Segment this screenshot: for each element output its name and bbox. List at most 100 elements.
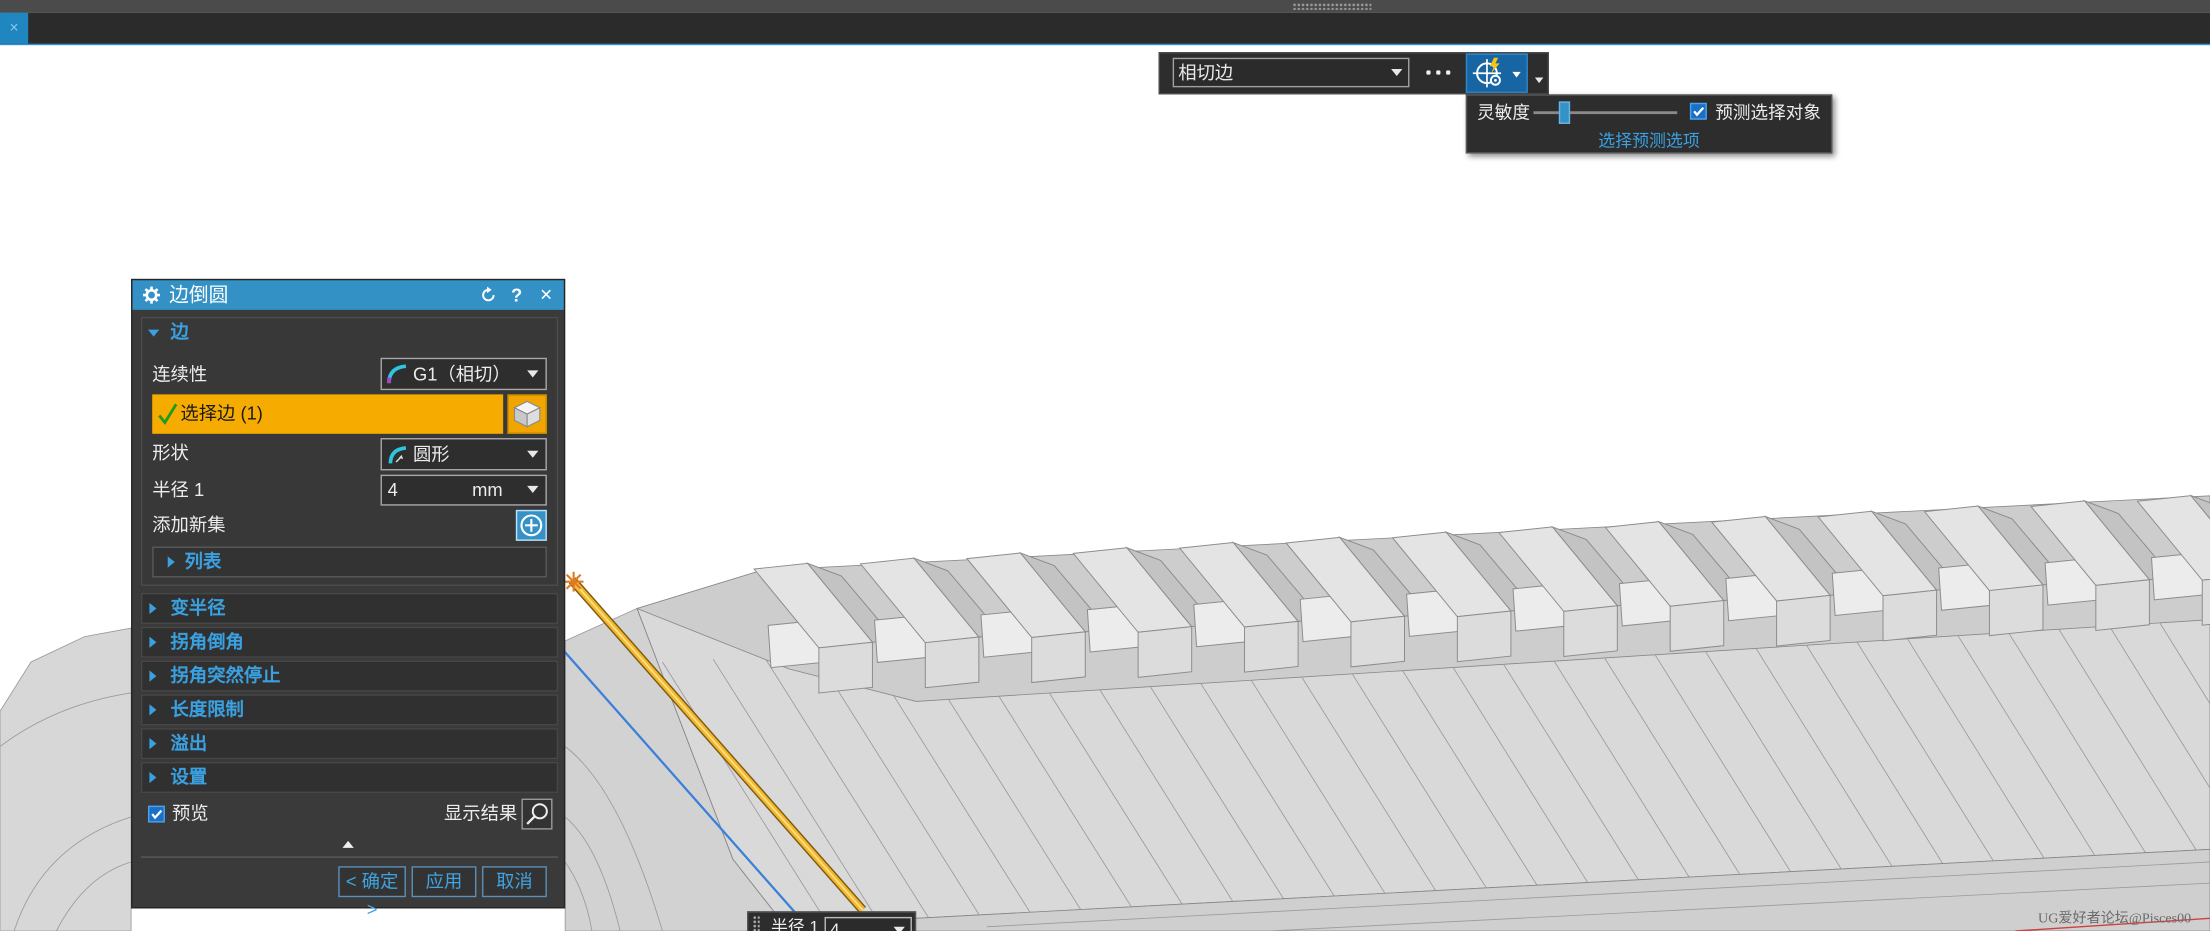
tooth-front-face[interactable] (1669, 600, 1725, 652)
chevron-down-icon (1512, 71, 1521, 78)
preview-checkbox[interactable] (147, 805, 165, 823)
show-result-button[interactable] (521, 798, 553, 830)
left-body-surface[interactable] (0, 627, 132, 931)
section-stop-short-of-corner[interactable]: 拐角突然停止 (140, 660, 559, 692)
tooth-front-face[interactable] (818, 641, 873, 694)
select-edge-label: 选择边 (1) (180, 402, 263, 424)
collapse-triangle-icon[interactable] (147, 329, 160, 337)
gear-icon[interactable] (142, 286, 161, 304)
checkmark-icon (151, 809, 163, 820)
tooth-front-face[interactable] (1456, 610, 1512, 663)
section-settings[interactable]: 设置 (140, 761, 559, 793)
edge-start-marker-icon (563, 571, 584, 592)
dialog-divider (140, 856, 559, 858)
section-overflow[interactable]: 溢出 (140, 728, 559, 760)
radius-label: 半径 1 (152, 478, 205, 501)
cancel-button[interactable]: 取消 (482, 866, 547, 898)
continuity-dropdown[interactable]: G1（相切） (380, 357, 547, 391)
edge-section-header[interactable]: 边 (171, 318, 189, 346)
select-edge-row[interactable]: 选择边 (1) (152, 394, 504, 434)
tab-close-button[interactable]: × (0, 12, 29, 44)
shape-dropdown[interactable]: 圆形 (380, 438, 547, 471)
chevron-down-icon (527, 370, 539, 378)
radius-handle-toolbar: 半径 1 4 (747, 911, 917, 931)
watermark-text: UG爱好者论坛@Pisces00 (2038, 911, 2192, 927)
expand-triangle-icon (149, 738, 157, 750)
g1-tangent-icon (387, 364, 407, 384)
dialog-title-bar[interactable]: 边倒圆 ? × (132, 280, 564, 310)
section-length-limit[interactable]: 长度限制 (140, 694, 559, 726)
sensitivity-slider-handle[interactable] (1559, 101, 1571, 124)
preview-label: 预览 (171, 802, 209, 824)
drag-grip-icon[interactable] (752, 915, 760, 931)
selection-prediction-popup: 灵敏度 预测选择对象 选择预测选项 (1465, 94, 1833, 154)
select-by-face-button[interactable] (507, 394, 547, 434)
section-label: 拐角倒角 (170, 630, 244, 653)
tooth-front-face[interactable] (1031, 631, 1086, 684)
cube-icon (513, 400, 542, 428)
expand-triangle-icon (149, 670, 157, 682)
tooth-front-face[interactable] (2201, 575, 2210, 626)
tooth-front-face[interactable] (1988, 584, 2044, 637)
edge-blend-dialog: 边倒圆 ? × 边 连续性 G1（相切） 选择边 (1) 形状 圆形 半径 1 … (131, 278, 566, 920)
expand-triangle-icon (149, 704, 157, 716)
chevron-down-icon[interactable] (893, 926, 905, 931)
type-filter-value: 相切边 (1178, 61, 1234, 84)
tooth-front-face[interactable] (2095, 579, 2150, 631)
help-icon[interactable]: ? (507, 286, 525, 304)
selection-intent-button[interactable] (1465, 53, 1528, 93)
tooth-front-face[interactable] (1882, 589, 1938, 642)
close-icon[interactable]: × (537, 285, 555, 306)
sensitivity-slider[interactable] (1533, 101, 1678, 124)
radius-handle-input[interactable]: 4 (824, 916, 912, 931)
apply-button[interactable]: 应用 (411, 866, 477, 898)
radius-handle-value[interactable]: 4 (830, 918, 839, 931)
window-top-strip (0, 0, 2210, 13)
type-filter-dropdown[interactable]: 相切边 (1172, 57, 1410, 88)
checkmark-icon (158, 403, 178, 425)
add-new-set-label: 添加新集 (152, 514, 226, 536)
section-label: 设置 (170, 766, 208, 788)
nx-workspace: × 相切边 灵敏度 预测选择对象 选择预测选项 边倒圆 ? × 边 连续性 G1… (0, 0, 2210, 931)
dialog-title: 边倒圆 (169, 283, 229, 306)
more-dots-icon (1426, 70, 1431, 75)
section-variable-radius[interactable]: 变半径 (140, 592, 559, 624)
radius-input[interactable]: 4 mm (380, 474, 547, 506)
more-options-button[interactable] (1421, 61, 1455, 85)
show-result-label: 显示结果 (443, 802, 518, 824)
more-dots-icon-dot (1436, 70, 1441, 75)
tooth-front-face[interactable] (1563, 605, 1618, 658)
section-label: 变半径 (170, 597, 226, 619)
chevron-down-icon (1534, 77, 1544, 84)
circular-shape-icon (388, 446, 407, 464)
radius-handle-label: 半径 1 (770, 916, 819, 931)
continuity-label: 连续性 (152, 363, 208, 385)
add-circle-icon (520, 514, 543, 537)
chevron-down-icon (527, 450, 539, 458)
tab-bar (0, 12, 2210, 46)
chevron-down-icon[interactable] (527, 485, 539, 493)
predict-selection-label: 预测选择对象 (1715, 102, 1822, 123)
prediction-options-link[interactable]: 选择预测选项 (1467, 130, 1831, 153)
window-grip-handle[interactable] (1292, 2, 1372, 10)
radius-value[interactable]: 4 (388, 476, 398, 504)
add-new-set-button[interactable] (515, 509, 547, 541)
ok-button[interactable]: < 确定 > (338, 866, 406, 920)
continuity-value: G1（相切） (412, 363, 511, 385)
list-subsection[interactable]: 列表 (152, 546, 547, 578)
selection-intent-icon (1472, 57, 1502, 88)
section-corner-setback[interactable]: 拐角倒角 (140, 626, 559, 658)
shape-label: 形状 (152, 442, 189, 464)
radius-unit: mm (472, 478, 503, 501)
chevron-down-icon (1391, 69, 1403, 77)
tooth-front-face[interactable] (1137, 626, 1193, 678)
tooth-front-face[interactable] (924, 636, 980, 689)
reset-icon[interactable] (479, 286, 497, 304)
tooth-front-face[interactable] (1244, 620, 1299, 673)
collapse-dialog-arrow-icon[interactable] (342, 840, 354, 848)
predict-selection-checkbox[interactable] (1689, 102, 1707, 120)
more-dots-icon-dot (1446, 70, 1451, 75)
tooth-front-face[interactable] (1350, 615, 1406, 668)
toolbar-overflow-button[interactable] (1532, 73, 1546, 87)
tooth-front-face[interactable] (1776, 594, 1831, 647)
* * *
__TASK__. Return the data above line for line with no changes, leaving out the picture.

__FINAL ANSWER__.
Segment this screenshot: for each element output its name and bbox. List at most 100 elements.
tooth-front-face[interactable] (1669, 600, 1725, 652)
chevron-down-icon (1512, 71, 1521, 78)
preview-checkbox[interactable] (147, 805, 165, 823)
show-result-button[interactable] (521, 798, 553, 830)
left-body-surface[interactable] (0, 627, 132, 931)
section-stop-short-of-corner[interactable]: 拐角突然停止 (140, 660, 559, 692)
tooth-front-face[interactable] (818, 641, 873, 694)
select-edge-label: 选择边 (1) (180, 402, 263, 424)
collapse-triangle-icon[interactable] (147, 329, 160, 337)
gear-icon[interactable] (142, 286, 161, 304)
checkmark-icon (151, 809, 163, 820)
tooth-front-face[interactable] (1456, 610, 1512, 663)
section-settings[interactable]: 设置 (140, 761, 559, 793)
edge-start-marker-icon (563, 571, 584, 592)
dialog-divider (140, 856, 559, 858)
section-overflow[interactable]: 溢出 (140, 728, 559, 760)
radius-label: 半径 1 (152, 478, 205, 501)
cancel-button[interactable]: 取消 (482, 866, 547, 898)
continuity-dropdown[interactable]: G1（相切） (380, 357, 547, 391)
edge-section-header[interactable]: 边 (171, 318, 189, 346)
select-edge-row[interactable]: 选择边 (1) (152, 394, 504, 434)
tab-close-button[interactable]: × (0, 12, 29, 44)
shape-dropdown[interactable]: 圆形 (380, 438, 547, 471)
chevron-down-icon (527, 370, 539, 378)
radius-handle-toolbar: 半径 1 4 (747, 911, 917, 931)
watermark-text: UG爱好者论坛@Pisces00 (2038, 911, 2192, 927)
expand-triangle-icon (149, 738, 157, 750)
g1-tangent-icon (387, 364, 407, 384)
dialog-title-bar[interactable]: 边倒圆 ? × (132, 280, 564, 310)
section-length-limit[interactable]: 长度限制 (140, 694, 559, 726)
sensitivity-slider-handle[interactable] (1559, 101, 1571, 124)
preview-label: 预览 (171, 802, 209, 824)
drag-grip-icon[interactable] (752, 915, 760, 931)
selection-prediction-popup: 灵敏度 预测选择对象 选择预测选项 (1465, 94, 1833, 154)
select-by-face-button[interactable] (507, 394, 547, 434)
section-label: 拐角倒角 (170, 630, 244, 653)
tooth-front-face[interactable] (1031, 631, 1086, 684)
cube-icon (513, 400, 542, 428)
expand-triangle-icon (149, 670, 157, 682)
tooth-front-face[interactable] (2201, 575, 2210, 626)
tooth-front-face[interactable] (1988, 584, 2044, 637)
edge-blend-dialog: 边倒圆 ? × 边 连续性 G1（相切） 选择边 (1) 形状 圆形 半径 1 … (131, 278, 566, 920)
expand-triangle-icon (149, 704, 157, 716)
chevron-down-icon[interactable] (893, 926, 905, 931)
type-filter-value: 相切边 (1178, 61, 1234, 84)
tooth-front-face[interactable] (2095, 579, 2150, 631)
help-icon[interactable]: ? (507, 286, 525, 304)
selection-intent-button[interactable] (1465, 53, 1528, 93)
tooth-front-face[interactable] (1882, 589, 1938, 642)
close-icon[interactable]: × (537, 285, 555, 306)
sensitivity-slider[interactable] (1533, 101, 1678, 124)
radius-handle-input[interactable]: 4 (824, 916, 912, 931)
apply-button[interactable]: 应用 (411, 866, 477, 898)
radius-handle-value[interactable]: 4 (830, 918, 839, 931)
window-top-strip (0, 0, 2210, 13)
type-filter-dropdown[interactable]: 相切边 (1172, 57, 1410, 88)
checkmark-icon (158, 403, 178, 425)
add-new-set-label: 添加新集 (152, 514, 226, 536)
section-label: 设置 (170, 766, 208, 788)
nx-workspace: × 相切边 灵敏度 预测选择对象 选择预测选项 边倒圆 ? × 边 连续性 G1… (0, 0, 2210, 931)
dialog-title: 边倒圆 (169, 283, 229, 306)
more-dots-icon (1426, 70, 1431, 75)
section-variable-radius[interactable]: 变半径 (140, 592, 559, 624)
radius-input[interactable]: 4 mm (380, 474, 547, 506)
more-options-button[interactable] (1421, 61, 1455, 85)
show-result-label: 显示结果 (443, 802, 518, 824)
more-dots-icon-dot (1436, 70, 1441, 75)
tooth-front-face[interactable] (1563, 605, 1618, 658)
section-label: 变半径 (170, 597, 226, 619)
chevron-down-icon (1534, 77, 1544, 84)
circular-shape-icon (388, 446, 407, 464)
radius-handle-label: 半径 1 (770, 916, 819, 931)
continuity-label: 连续性 (152, 363, 208, 385)
add-circle-icon (520, 514, 543, 537)
chevron-down-icon (527, 450, 539, 458)
tab-bar (0, 12, 2210, 46)
chevron-down-icon[interactable] (527, 485, 539, 493)
predict-selection-label: 预测选择对象 (1715, 102, 1822, 123)
prediction-options-link[interactable]: 选择预测选项 (1467, 130, 1831, 153)
window-grip-handle[interactable] (1292, 2, 1372, 10)
radius-value[interactable]: 4 (388, 476, 398, 504)
add-new-set-button[interactable] (515, 509, 547, 541)
ok-button[interactable]: < 确定 > (338, 866, 406, 920)
continuity-value: G1（相切） (412, 363, 511, 385)
list-subsection[interactable]: 列表 (152, 546, 547, 578)
selection-intent-icon (1472, 57, 1502, 88)
section-corner-setback[interactable]: 拐角倒角 (140, 626, 559, 658)
shape-label: 形状 (152, 442, 189, 464)
radius-unit: mm (472, 478, 503, 501)
chevron-down-icon (1391, 69, 1403, 77)
tooth-front-face[interactable] (1137, 626, 1193, 678)
tooth-front-face[interactable] (924, 636, 980, 689)
reset-icon[interactable] (479, 286, 497, 304)
tooth-front-face[interactable] (1244, 620, 1299, 673)
collapse-dialog-arrow-icon[interactable] (342, 840, 354, 848)
predict-selection-checkbox[interactable] (1689, 102, 1707, 120)
more-dots-icon-dot (1446, 70, 1451, 75)
tooth-front-face[interactable] (1350, 615, 1406, 668)
toolbar-overflow-button[interactable] (1532, 73, 1546, 87)
tooth-front-face[interactable] (1776, 594, 1831, 647)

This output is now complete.